Written request: Output the entries below exactly as written, omitting pictures.

========================================================================

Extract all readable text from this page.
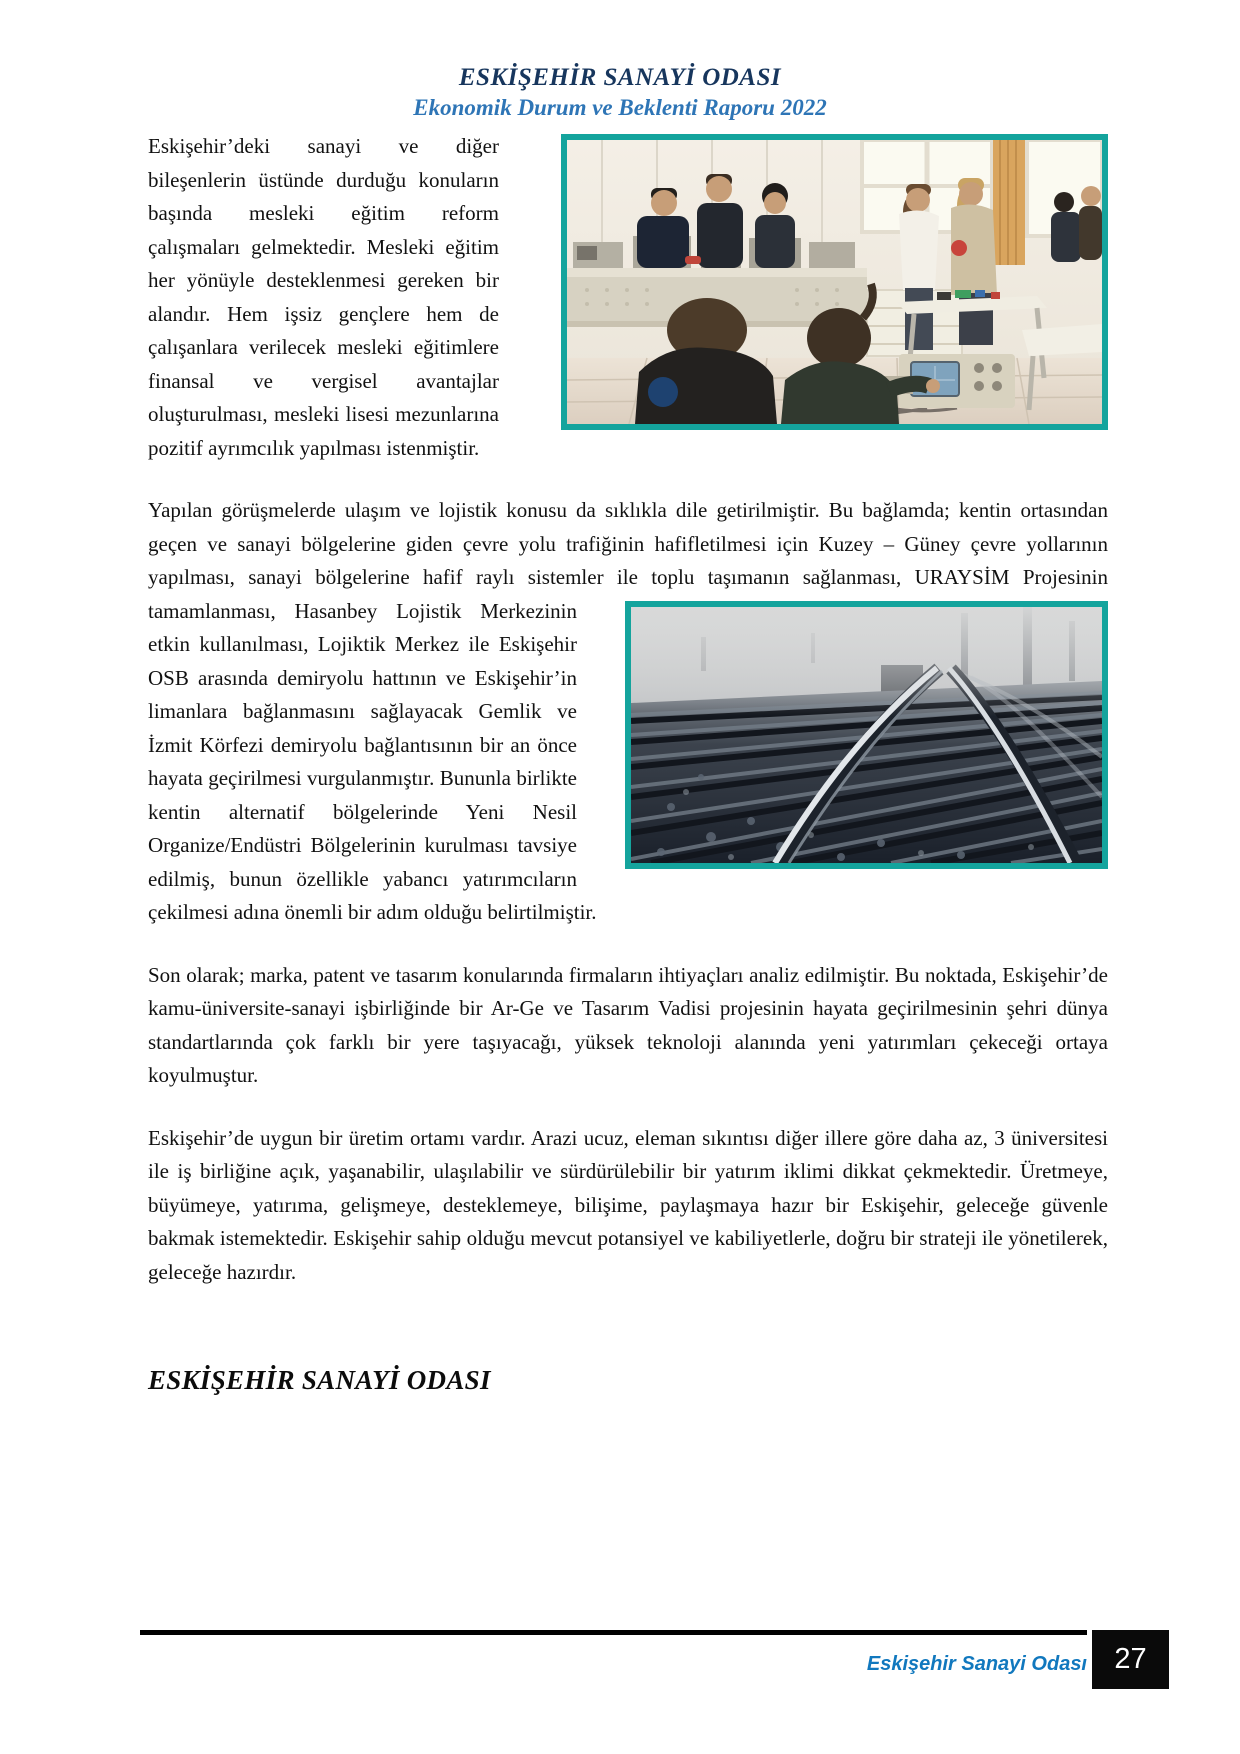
ESKİŞEHİR SANAYİ ODASI
Ekonomik Durum ve Beklenti Raporu 2022

Eskişehir’deki sanayi ve diğer bileşenlerin üstünde durduğu konuların başında mesleki eğitim reform çalışmaları gelmektedir. Mesleki eğitim her yönüyle desteklenmesi gereken bir alandır. Hem işsiz gençlere hem de çalışanlara verilecek mesleki eğitimlere finansal ve vergisel avantajlar oluşturulması, mesleki lisesi mezunlarına pozitif ayrımcılık yapılması istenmiştir.

Yapılan görüşmelerde ulaşım ve lojistik konusu da sıklıkla dile getirilmiştir. Bu bağlamda; kentin ortasından geçen ve sanayi bölgelerine giden çevre yolu trafiğinin hafifletilmesi için Kuzey – Güney çevre yollarının yapılması, sanayi bölgelerine hafif raylı sistemler ile toplu taşımanın sağlanması, URAYSİM Projesinin tamamlanması, Hasanbey Lojistik Merkezinin
etkin kullanılması, Lojiktik Merkez ile Eskişehir OSB arasında demiryolu hattının ve Eskişehir’in limanlara bağlanmasını sağlayacak Gemlik ve İzmit Körfezi demiryolu bağlantısının bir an önce hayata geçirilmesi vurgulanmıştır. Bununla birlikte kentin alternatif bölgelerinde Yeni Nesil Organize/Endüstri Bölgelerinin kurulması tavsiye edilmiş, bunun özellikle yabancı yatırımcıların çekilmesi adına önemli bir adım olduğu belirtilmiştir.

Son olarak; marka, patent ve tasarım konularında firmaların ihtiyaçları analiz edilmiştir. Bu noktada, Eskişehir’de kamu-üniversite-sanayi işbirliğinde bir Ar-Ge ve Tasarım Vadisi projesinin hayata geçirilmesinin şehri dünya standartlarında çok farklı bir yere taşıyacağı, yüksek teknoloji alanında yeni yatırımları çekeceği ortaya koyulmuştur.

Eskişehir’de uygun bir üretim ortamı vardır. Arazi ucuz, eleman sıkıntısı diğer illere göre daha az, 3 üniversitesi ile iş birliğine açık, yaşanabilir, ulaşılabilir ve sürdürülebilir bir yatırım iklimi dikkat çekmektedir. Üretmeye, büyümeye, yatırıma, gelişmeye, desteklemeye, bilişime, paylaşmaya hazır bir Eskişehir, geleceğe güvenle bakmak istemektedir. Eskişehir sahip olduğu mevcut potansiyel ve kabiliyetlerle, doğru bir strateji ile yönetilerek, geleceğe hazırdır.

ESKİŞEHİR SANAYİ ODASI
Eskişehir Sanayi Odası 27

========================================================================

Task result:
Extract all readable text from this page.
ESKİŞEHİR SANAYİ ODASI
Ekonomik Durum ve Beklenti Raporu 2022

Eskişehir’deki sanayi ve diğer bileşenlerin üstünde durduğu konuların başında mesleki eğitim reform çalışmaları gelmektedir. Mesleki eğitim her yönüyle desteklenmesi gereken bir alandır. Hem işsiz gençlere hem de çalışanlara verilecek mesleki eğitimlere finansal ve vergisel avantajlar oluşturulması, mesleki lisesi mezunlarına pozitif ayrımcılık yapılması istenmiştir.

Yapılan görüşmelerde ulaşım ve lojistik konusu da sıklıkla dile getirilmiştir. Bu bağlamda; kentin ortasından geçen ve sanayi bölgelerine giden çevre yolu trafiğinin hafifletilmesi için Kuzey – Güney çevre yollarının yapılması, sanayi bölgelerine hafif raylı sistemler ile toplu taşımanın sağlanması, URAYSİM Projesinin tamamlanması, Hasanbey Lojistik Merkezinin
etkin kullanılması, Lojiktik Merkez ile Eskişehir OSB arasında demiryolu hattının ve Eskişehir’in limanlara bağlanmasını sağlayacak Gemlik ve İzmit Körfezi demiryolu bağlantısının bir an önce hayata geçirilmesi vurgulanmıştır. Bununla birlikte kentin alternatif bölgelerinde Yeni Nesil Organize/Endüstri Bölgelerinin kurulması tavsiye edilmiş, bunun özellikle yabancı yatırımcıların çekilmesi adına önemli bir adım olduğu belirtilmiştir.

Son olarak; marka, patent ve tasarım konularında firmaların ihtiyaçları analiz edilmiştir. Bu noktada, Eskişehir’de kamu-üniversite-sanayi işbirliğinde bir Ar-Ge ve Tasarım Vadisi projesinin hayata geçirilmesinin şehri dünya standartlarında çok farklı bir yere taşıyacağı, yüksek teknoloji alanında yeni yatırımları çekeceği ortaya koyulmuştur.

Eskişehir’de uygun bir üretim ortamı vardır. Arazi ucuz, eleman sıkıntısı diğer illere göre daha az, 3 üniversitesi ile iş birliğine açık, yaşanabilir, ulaşılabilir ve sürdürülebilir bir yatırım iklimi dikkat çekmektedir. Üretmeye, büyümeye, yatırıma, gelişmeye, desteklemeye, bilişime, paylaşmaya hazır bir Eskişehir, geleceğe güvenle bakmak istemektedir. Eskişehir sahip olduğu mevcut potansiyel ve kabiliyetlerle, doğru bir strateji ile yönetilerek, geleceğe hazırdır.

ESKİŞEHİR SANAYİ ODASI
Eskişehir Sanayi Odası 27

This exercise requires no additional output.